• **Task objective**: Leaving out the pictures, output the lines from the one that contains "OCR this image." through the end of the material, exactly as they stand.

• **Available data**:
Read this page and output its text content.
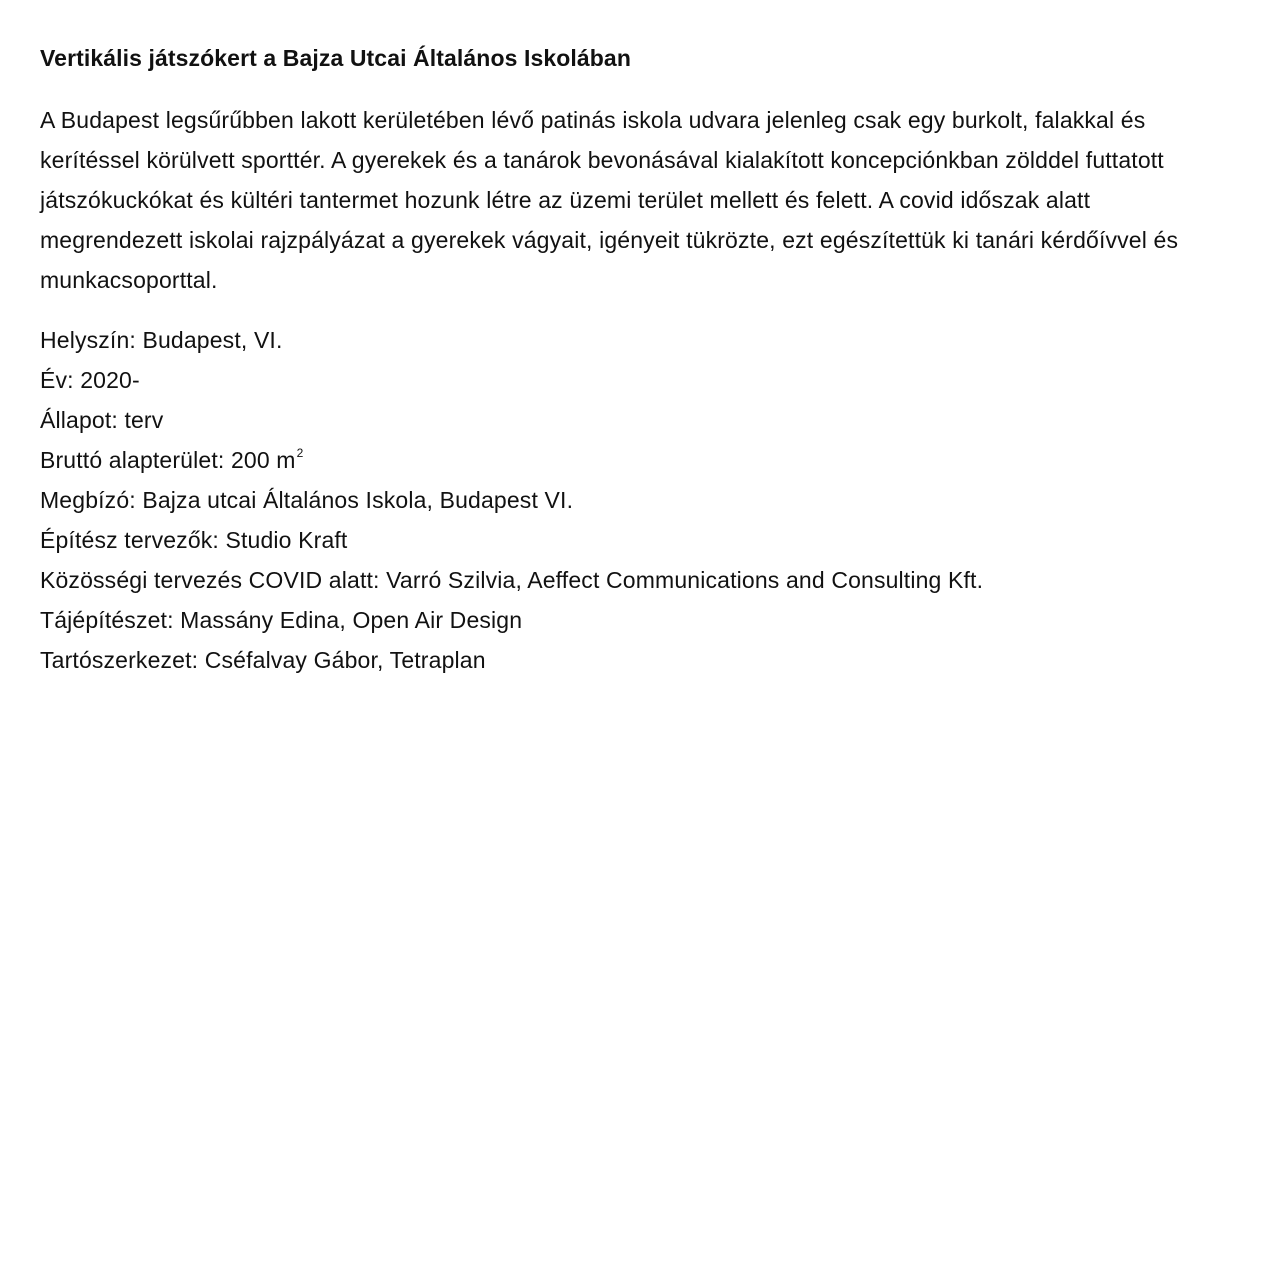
Vertikális játszókert a Bajza Utcai Általános Iskolában

A Budapest legsűrűbben lakott kerületében lévő patinás iskola udvara jelenleg csak egy burkolt, falakkal és kerítéssel körülvett sporttér. A gyerekek és a tanárok bevonásával kialakított koncepciónkban zölddel futtatott játszókuckókat és kültéri tantermet hozunk létre az üzemi terület mellett és felett. A covid időszak alatt megrendezett iskolai rajzpályázat a gyerekek vágyait, igényeit tükrözte, ezt egészítettük ki tanári kérdőívvel és munkacsoporttal.

Helyszín: Budapest, VI.
Év: 2020-
Állapot: terv
Bruttó alapterület: 200 $m^2$
Megbízó: Bajza utcai Általános Iskola, Budapest VI.
Építész tervezők: Studio Kraft
Közösségi tervezés COVID alatt: Varró Szilvia, Aeffect Communications and Consulting Kft.
Tájépítészet: Massány Edina, Open Air Design
Tartószerkezet: Cséfalvay Gábor, Tetraplan
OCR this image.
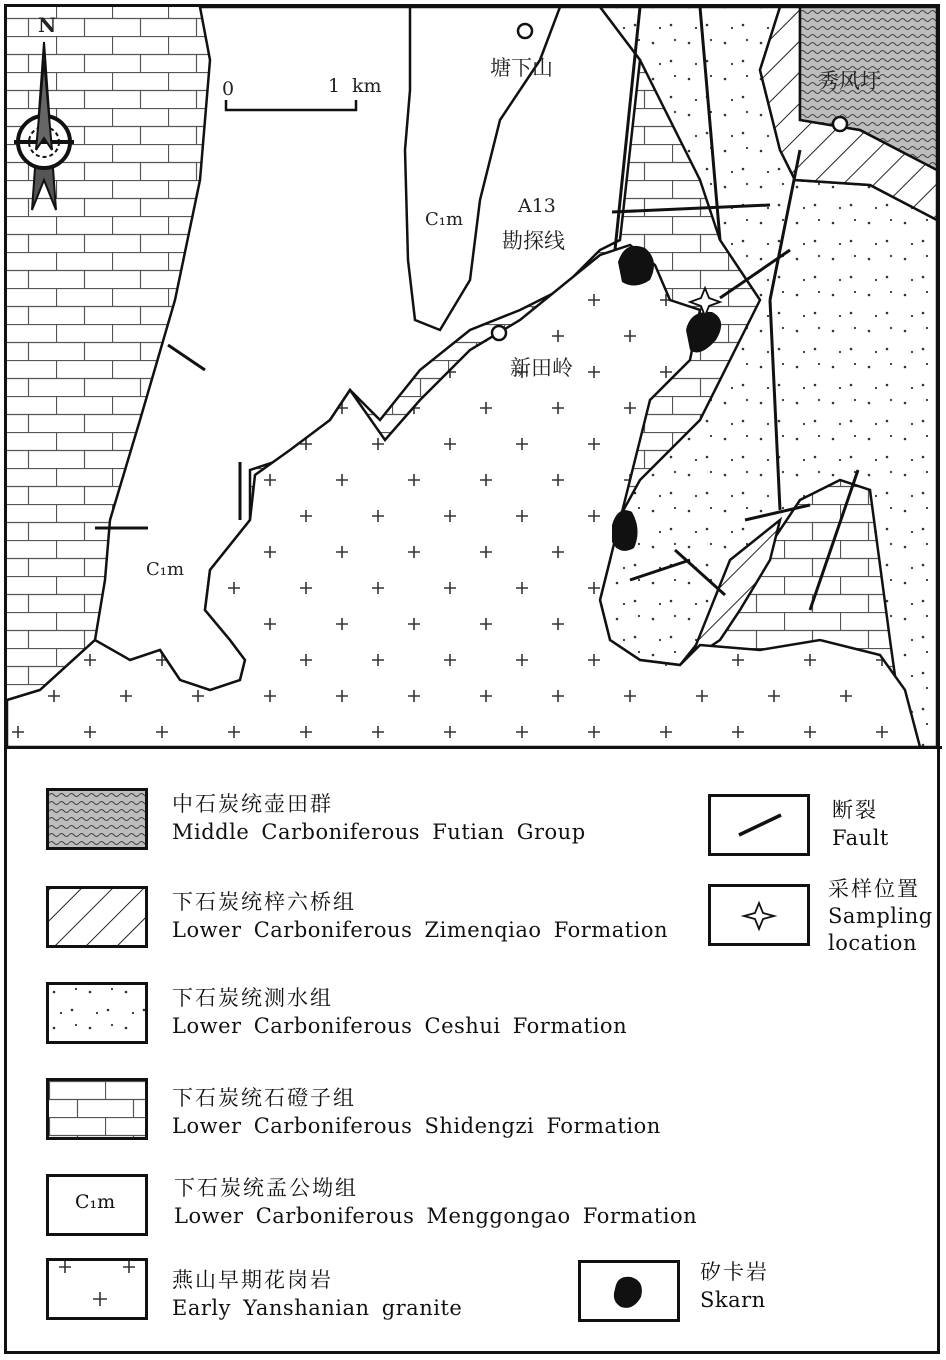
塘下山
秀风圩
新田岭
A13
勘探线
C₁m
C₁m
0	1 km
N
中石炭统壶田群
Middle Carboniferous Futian Group
下石炭统梓六桥组
Lower Carboniferous Zimenqiao Formation
下石炭统测水组
Lower Carboniferous Ceshui Formation
下石炭统石磴子组
Lower Carboniferous Shidengzi Formation
C₁m
下石炭统孟公坳组
Lower Carboniferous Menggongao Formation
燕山早期花岗岩
Early Yanshanian granite
断裂
Fault
采样位置
Sampling
location
矽卡岩
Skarn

• **The response**:
OCR this image.
塘下山
秀风圩
新田岭
A13
勘探线
C₁m
C₁m
0	1 km
N
中石炭统壶田群
Middle Carboniferous Futian Group
下石炭统梓六桥组
Lower Carboniferous Zimenqiao Formation
下石炭统测水组
Lower Carboniferous Ceshui Formation
下石炭统石磴子组
Lower Carboniferous Shidengzi Formation
C₁m
下石炭统孟公坳组
Lower Carboniferous Menggongao Formation
燕山早期花岗岩
Early Yanshanian granite
断裂
Fault
采样位置
Sampling
location
矽卡岩
Skarn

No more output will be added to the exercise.